PROBLEM TO WORK ON:
Repeat all the records exactly, omitting pictures.

Dataset items:
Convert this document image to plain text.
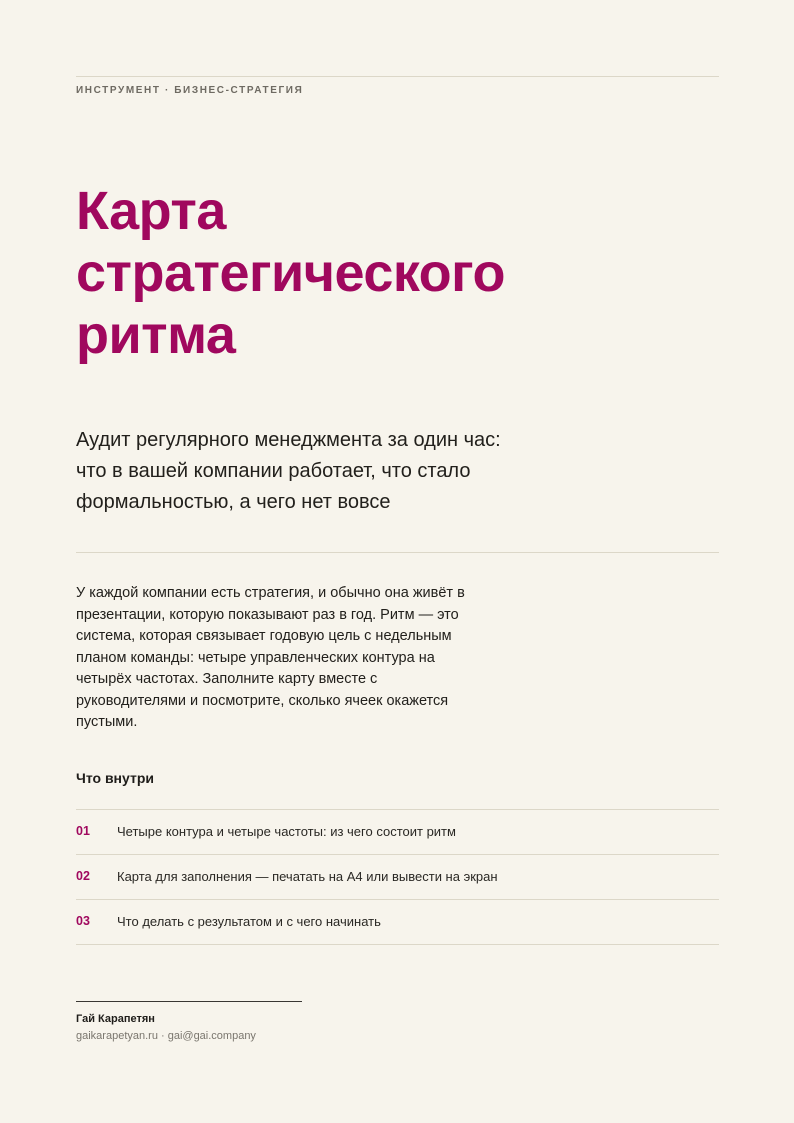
ИНСТРУМЕНТ · БИЗНЕС-СТРАТЕГИЯ
Карта
стратегического
ритма
Аудит регулярного менеджмента за один час:
что в вашей компании работает, что стало
формальностью, а чего нет вовсе
У каждой компании есть стратегия, и обычно она живёт в
презентации, которую показывают раз в год. Ритм — это
система, которая связывает годовую цель с недельным
планом команды: четыре управленческих контура на
четырёх частотах. Заполните карту вместе с
руководителями и посмотрите, сколько ячеек окажется
пустыми.
Что внутри
01	Четыре контура и четыре частоты: из чего состоит ритм
02	Карта для заполнения — печатать на А4 или вывести на экран
03	Что делать с результатом и с чего начинать
Гай Карапетян
gaikarapetyan.ru · gai@gai.company
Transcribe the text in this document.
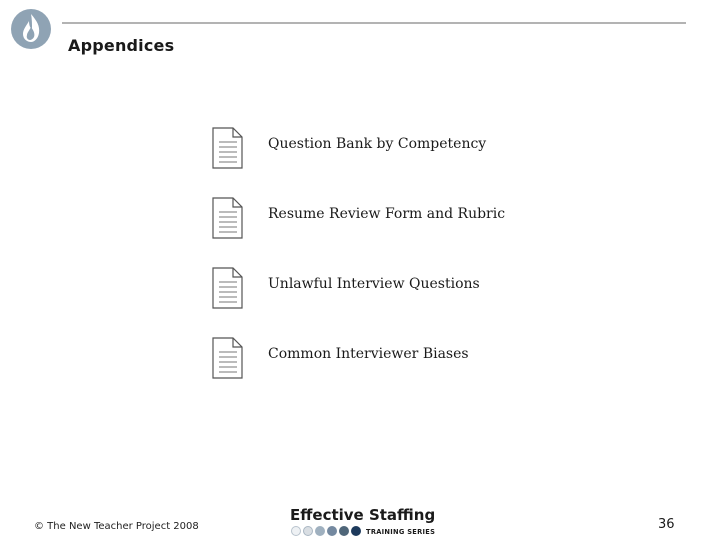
Appendices
Question Bank by Competency
Resume Review Form and Rubric
Unlawful Interview Questions
Common Interviewer Biases
© The New Teacher Project 2008
Effective Staffing
TRAINING SERIES	36
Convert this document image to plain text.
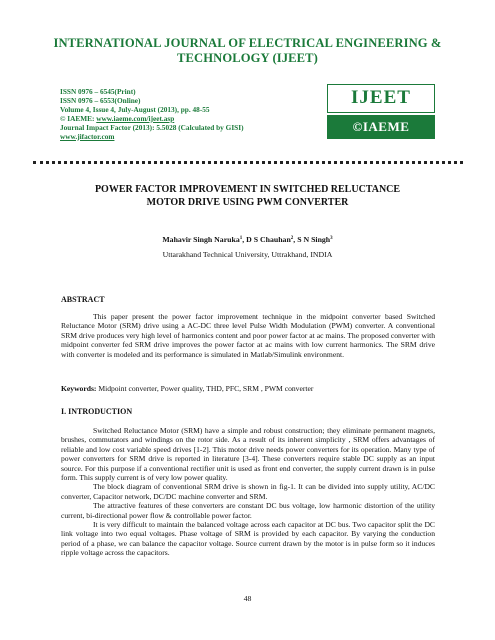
INTERNATIONAL JOURNAL OF ELECTRICAL ENGINEERING &
TECHNOLOGY (IJEET)
ISSN 0976 – 6545(Print)
ISSN 0976 – 6553(Online)
Volume 4, Issue 4, July-August (2013), pp. 48-55
© IAEME: www.iaeme.com/ijeet.asp
Journal Impact Factor (2013): 5.5028 (Calculated by GISI)
www.jifactor.com
IJEET
©IAEME
POWER FACTOR IMPROVEMENT IN SWITCHED RELUCTANCE
MOTOR DRIVE USING PWM CONVERTER
Mahavir Singh Naruka$^1$, D S Chauhan$^2$, S N Singh$^3$
Uttarakhand Technical University, Uttrakhand, INDIA
ABSTRACT
This paper present the power factor improvement technique in the midpoint converter based Switched Reluctance Motor (SRM) drive using a AC-DC three level Pulse Width Modulation (PWM) converter. A conventional SRM drive produces very high level of harmonics content and poor power factor at ac mains. The proposed converter with midpoint converter fed SRM drive improves the power factor at ac mains with low current harmonics. The SRM drive with converter is modeled and its performance is simulated in Matlab/Simulink environment.
Keywords: Midpoint converter, Power quality, THD, PFC, SRM , PWM converter
I. INTRODUCTION

Switched Reluctance Motor (SRM) have a simple and robust construction; they eliminate permanent magnets, brushes, commutators and windings on the rotor side. As a result of its inherent simplicity , SRM offers advantages of reliable and low cost variable speed drives [1-2]. This motor drive needs power converters for its operation. Many type of power converters for SRM drive is reported in literature [3-4]. These converters require stable DC supply as an input source. For this purpose if a conventional rectifier unit is used as front end converter, the supply current drawn is in pulse form. This supply current is of very low power quality.

The block diagram of conventional SRM drive is shown in fig-1. It can be divided into supply utility, AC/DC converter, Capacitor network, DC/DC machine converter and SRM.

The attractive features of these converters are constant DC bus voltage, low harmonic distortion of the utility current, bi-directional power flow & controllable power factor.

It is very difficult to maintain the balanced voltage across each capacitor at DC bus. Two capacitor split the DC link voltage into two equal voltages. Phase voltage of SRM is provided by each capacitor. By varying the conduction period of a phase, we can balance the capacitor voltage. Source current drawn by the motor is in pulse form so it induces ripple voltage across the capacitors.

48
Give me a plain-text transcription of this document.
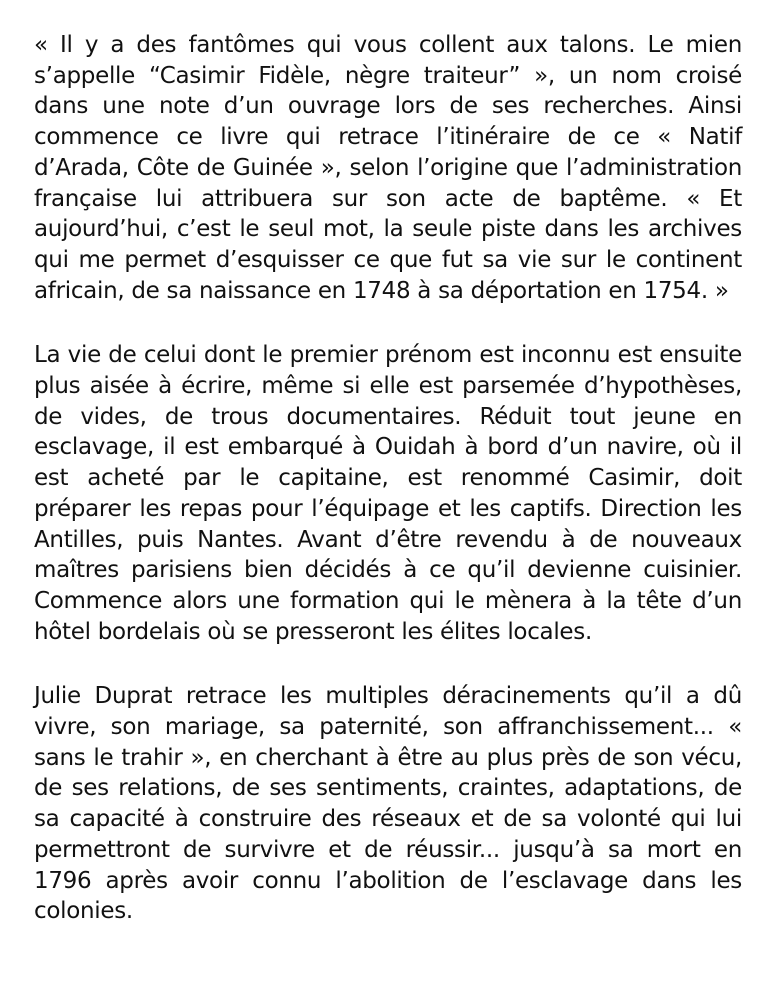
« Il y a des fantômes qui vous collent aux talons. Le mien s’appelle “Casimir Fidèle, nègre traiteur” », un nom croisé dans une note d’un ouvrage lors de ses recherches. Ainsi commence ce livre qui retrace l’itinéraire de ce « Natif d’Arada, Côte de Guinée », selon l’origine que l’administration française lui attribuera sur son acte de baptême. « Et aujourd’hui, c’est le seul mot, la seule piste dans les archives qui me permet d’esquisser ce que fut sa vie sur le continent africain, de sa naissance en 1748 à sa déportation en 1754. »

La vie de celui dont le premier prénom est inconnu est ensuite plus aisée à écrire, même si elle est parsemée d’hypothèses, de vides, de trous documentaires. Réduit tout jeune en esclavage, il est embarqué à Ouidah à bord d’un navire, où il est acheté par le capitaine, est renommé Casimir, doit préparer les repas pour l’équipage et les captifs. Direction les Antilles, puis Nantes. Avant d’être revendu à de nouveaux maîtres parisiens bien décidés à ce qu’il devienne cuisinier. Commence alors une formation qui le mènera à la tête d’un hôtel bordelais où se presseront les élites locales.

Julie Duprat retrace les multiples déracinements qu’il a dû vivre, son mariage, sa paternité, son affranchissement... « sans le trahir », en cherchant à être au plus près de son vécu, de ses relations, de ses sentiments, craintes, adaptations, de sa capacité à construire des réseaux et de sa volonté qui lui permettront de survivre et de réussir... jusqu’à sa mort en 1796 après avoir connu l’abolition de l’esclavage dans les colonies.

SOLUTION FOR THIS PROBLEM:
Convert this document image to plain text.
ИНСТРУМЕНТ · БИЗНЕС-СТРАТЕГИЯ
Карта
стратегического
ритма
Аудит регулярного менеджмента за один час:
что в вашей компании работает, что стало
формальностью, а чего нет вовсе
У каждой компании есть стратегия, и обычно она живёт в
презентации, которую показывают раз в год. Ритм — это
система, которая связывает годовую цель с недельным
планом команды: четыре управленческих контура на
четырёх частотах. Заполните карту вместе с
руководителями и посмотрите, сколько ячеек окажется
пустыми.
Что внутри
01	Четыре контура и четыре частоты: из чего состоит ритм
02	Карта для заполнения — печатать на А4 или вывести на экран
03	Что делать с результатом и с чего начинать
Гай Карапетян
gaikarapetyan.ru · gai@gai.company
Transcribe the text in this document.
Appendices
Question Bank by Competency
Resume Review Form and Rubric
Unlawful Interview Questions
Common Interviewer Biases
© The New Teacher Project 2008
Effective Staffing
TRAINING SERIES	36
Convert this document image to plain text.
INTERNATIONAL JOURNAL OF ELECTRICAL ENGINEERING &
TECHNOLOGY (IJEET)
ISSN 0976 – 6545(Print)
ISSN 0976 – 6553(Online)
Volume 4, Issue 4, July-August (2013), pp. 48-55
© IAEME: www.iaeme.com/ijeet.asp
Journal Impact Factor (2013): 5.5028 (Calculated by GISI)
www.jifactor.com
IJEET
©IAEME
POWER FACTOR IMPROVEMENT IN SWITCHED RELUCTANCE
MOTOR DRIVE USING PWM CONVERTER
Mahavir Singh Naruka$^1$, D S Chauhan$^2$, S N Singh$^3$
Uttarakhand Technical University, Uttrakhand, INDIA
ABSTRACT
This paper present the power factor improvement technique in the midpoint converter based Switched Reluctance Motor (SRM) drive using a AC-DC three level Pulse Width Modulation (PWM) converter. A conventional SRM drive produces very high level of harmonics content and poor power factor at ac mains. The proposed converter with midpoint converter fed SRM drive improves the power factor at ac mains with low current harmonics. The SRM drive with converter is modeled and its performance is simulated in Matlab/Simulink environment.
Keywords: Midpoint converter, Power quality, THD, PFC, SRM , PWM converter
I. INTRODUCTION

Switched Reluctance Motor (SRM) have a simple and robust construction; they eliminate permanent magnets, brushes, commutators and windings on the rotor side. As a result of its inherent simplicity , SRM offers advantages of reliable and low cost variable speed drives [1-2]. This motor drive needs power converters for its operation. Many type of power converters for SRM drive is reported in literature [3-4]. These converters require stable DC supply as an input source. For this purpose if a conventional rectifier unit is used as front end converter, the supply current drawn is in pulse form. This supply current is of very low power quality.

The block diagram of conventional SRM drive is shown in fig-1. It can be divided into supply utility, AC/DC converter, Capacitor network, DC/DC machine converter and SRM.

The attractive features of these converters are constant DC bus voltage, low harmonic distortion of the utility current, bi-directional power flow & controllable power factor.

It is very difficult to maintain the balanced voltage across each capacitor at DC bus. Two capacitor split the DC link voltage into two equal voltages. Phase voltage of SRM is provided by each capacitor. By varying the conduction period of a phase, we can balance the capacitor voltage. Source current drawn by the motor is in pulse form so it induces ripple voltage across the capacitors.

48
Give me a plain-text transcription of this document.
« Il y a des fantômes qui vous collent aux talons. Le mien s’appelle “Casimir Fidèle, nègre traiteur” », un nom croisé dans une note d’un ouvrage lors de ses recherches. Ainsi commence ce livre qui retrace l’itinéraire de ce « Natif d’Arada, Côte de Guinée », selon l’origine que l’administration française lui attribuera sur son acte de baptême. « Et aujourd’hui, c’est le seul mot, la seule piste dans les archives qui me permet d’esquisser ce que fut sa vie sur le continent africain, de sa naissance en 1748 à sa déportation en 1754. »

La vie de celui dont le premier prénom est inconnu est ensuite plus aisée à écrire, même si elle est parsemée d’hypothèses, de vides, de trous documentaires. Réduit tout jeune en esclavage, il est embarqué à Ouidah à bord d’un navire, où il est acheté par le capitaine, est renommé Casimir, doit préparer les repas pour l’équipage et les captifs. Direction les Antilles, puis Nantes. Avant d’être revendu à de nouveaux maîtres parisiens bien décidés à ce qu’il devienne cuisinier. Commence alors une formation qui le mènera à la tête d’un hôtel bordelais où se presseront les élites locales.

Julie Duprat retrace les multiples déracinements qu’il a dû vivre, son mariage, sa paternité, son affranchissement... « sans le trahir », en cherchant à être au plus près de son vécu, de ses relations, de ses sentiments, craintes, adaptations, de sa capacité à construire des réseaux et de sa volonté qui lui permettront de survivre et de réussir... jusqu’à sa mort en 1796 après avoir connu l’abolition de l’esclavage dans les colonies.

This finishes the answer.